● RECORD EXTRACTS
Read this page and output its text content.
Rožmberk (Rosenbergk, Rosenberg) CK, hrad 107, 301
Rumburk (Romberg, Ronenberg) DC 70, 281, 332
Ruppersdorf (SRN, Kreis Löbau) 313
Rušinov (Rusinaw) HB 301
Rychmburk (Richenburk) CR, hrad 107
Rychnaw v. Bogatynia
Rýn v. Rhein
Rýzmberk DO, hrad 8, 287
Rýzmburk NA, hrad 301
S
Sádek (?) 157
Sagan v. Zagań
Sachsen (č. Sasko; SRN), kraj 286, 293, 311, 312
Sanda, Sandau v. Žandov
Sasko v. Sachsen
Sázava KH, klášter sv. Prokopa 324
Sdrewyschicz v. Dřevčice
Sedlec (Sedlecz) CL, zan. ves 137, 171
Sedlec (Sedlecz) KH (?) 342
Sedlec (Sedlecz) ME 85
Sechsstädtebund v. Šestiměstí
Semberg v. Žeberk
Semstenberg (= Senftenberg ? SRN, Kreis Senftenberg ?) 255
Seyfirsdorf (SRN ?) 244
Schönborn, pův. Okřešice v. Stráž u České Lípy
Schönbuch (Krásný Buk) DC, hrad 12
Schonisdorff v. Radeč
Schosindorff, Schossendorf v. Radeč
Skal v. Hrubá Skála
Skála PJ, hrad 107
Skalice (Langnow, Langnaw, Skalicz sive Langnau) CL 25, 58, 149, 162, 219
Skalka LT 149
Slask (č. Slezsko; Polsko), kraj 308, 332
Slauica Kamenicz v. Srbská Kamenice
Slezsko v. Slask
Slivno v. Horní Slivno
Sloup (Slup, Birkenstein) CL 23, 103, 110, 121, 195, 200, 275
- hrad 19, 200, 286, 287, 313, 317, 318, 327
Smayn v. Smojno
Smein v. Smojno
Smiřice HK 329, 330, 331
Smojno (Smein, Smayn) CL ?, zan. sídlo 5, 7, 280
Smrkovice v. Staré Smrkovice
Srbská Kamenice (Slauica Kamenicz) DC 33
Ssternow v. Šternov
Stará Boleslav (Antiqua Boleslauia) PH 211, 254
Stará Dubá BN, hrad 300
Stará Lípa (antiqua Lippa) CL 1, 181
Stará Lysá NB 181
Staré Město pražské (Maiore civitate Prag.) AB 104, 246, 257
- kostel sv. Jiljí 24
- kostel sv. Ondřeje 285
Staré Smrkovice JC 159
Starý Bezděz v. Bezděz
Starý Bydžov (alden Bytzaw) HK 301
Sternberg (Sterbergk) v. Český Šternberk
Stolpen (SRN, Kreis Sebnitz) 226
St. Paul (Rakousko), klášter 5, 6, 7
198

● INSTRUCTIONS TO FOLLOW
Make an exact copy of every line in the data.

● RIGHT ANSWER
Read this page and output its text content.
Rožmberk (Rosenbergk, Rosenberg) CK, hrad 107, 301
Rumburk (Romberg, Ronenberg) DC 70, 281, 332
Ruppersdorf (SRN, Kreis Löbau) 313
Rušinov (Rusinaw) HB 301
Rychmburk (Richenburk) CR, hrad 107
Rychnaw v. Bogatynia
Rýn v. Rhein
Rýzmberk DO, hrad 8, 287
Rýzmburk NA, hrad 301
S
Sádek (?) 157
Sagan v. Zagań
Sachsen (č. Sasko; SRN), kraj 286, 293, 311, 312
Sanda, Sandau v. Žandov
Sasko v. Sachsen
Sázava KH, klášter sv. Prokopa 324
Sdrewyschicz v. Dřevčice
Sedlec (Sedlecz) CL, zan. ves 137, 171
Sedlec (Sedlecz) KH (?) 342
Sedlec (Sedlecz) ME 85
Sechsstädtebund v. Šestiměstí
Semberg v. Žeberk
Semstenberg (= Senftenberg ? SRN, Kreis Senftenberg ?) 255
Seyfirsdorf (SRN ?) 244
Schönborn, pův. Okřešice v. Stráž u České Lípy
Schönbuch (Krásný Buk) DC, hrad 12
Schonisdorff v. Radeč
Schosindorff, Schossendorf v. Radeč
Skal v. Hrubá Skála
Skála PJ, hrad 107
Skalice (Langnow, Langnaw, Skalicz sive Langnau) CL 25, 58, 149, 162, 219
Skalka LT 149
Slask (č. Slezsko; Polsko), kraj 308, 332
Slauica Kamenicz v. Srbská Kamenice
Slezsko v. Slask
Slivno v. Horní Slivno
Sloup (Slup, Birkenstein) CL 23, 103, 110, 121, 195, 200, 275
- hrad 19, 200, 286, 287, 313, 317, 318, 327
Smayn v. Smojno
Smein v. Smojno
Smiřice HK 329, 330, 331
Smojno (Smein, Smayn) CL ?, zan. sídlo 5, 7, 280
Smrkovice v. Staré Smrkovice
Srbská Kamenice (Slauica Kamenicz) DC 33
Ssternow v. Šternov
Stará Boleslav (Antiqua Boleslauia) PH 211, 254
Stará Dubá BN, hrad 300
Stará Lípa (antiqua Lippa) CL 1, 181
Stará Lysá NB 181
Staré Město pražské (Maiore civitate Prag.) AB 104, 246, 257
- kostel sv. Jiljí 24
- kostel sv. Ondřeje 285
Staré Smrkovice JC 159
Starý Bezděz v. Bezděz
Starý Bydžov (alden Bytzaw) HK 301
Sternberg (Sterbergk) v. Český Šternberk
Stolpen (SRN, Kreis Sebnitz) 226
St. Paul (Rakousko), klášter 5, 6, 7
198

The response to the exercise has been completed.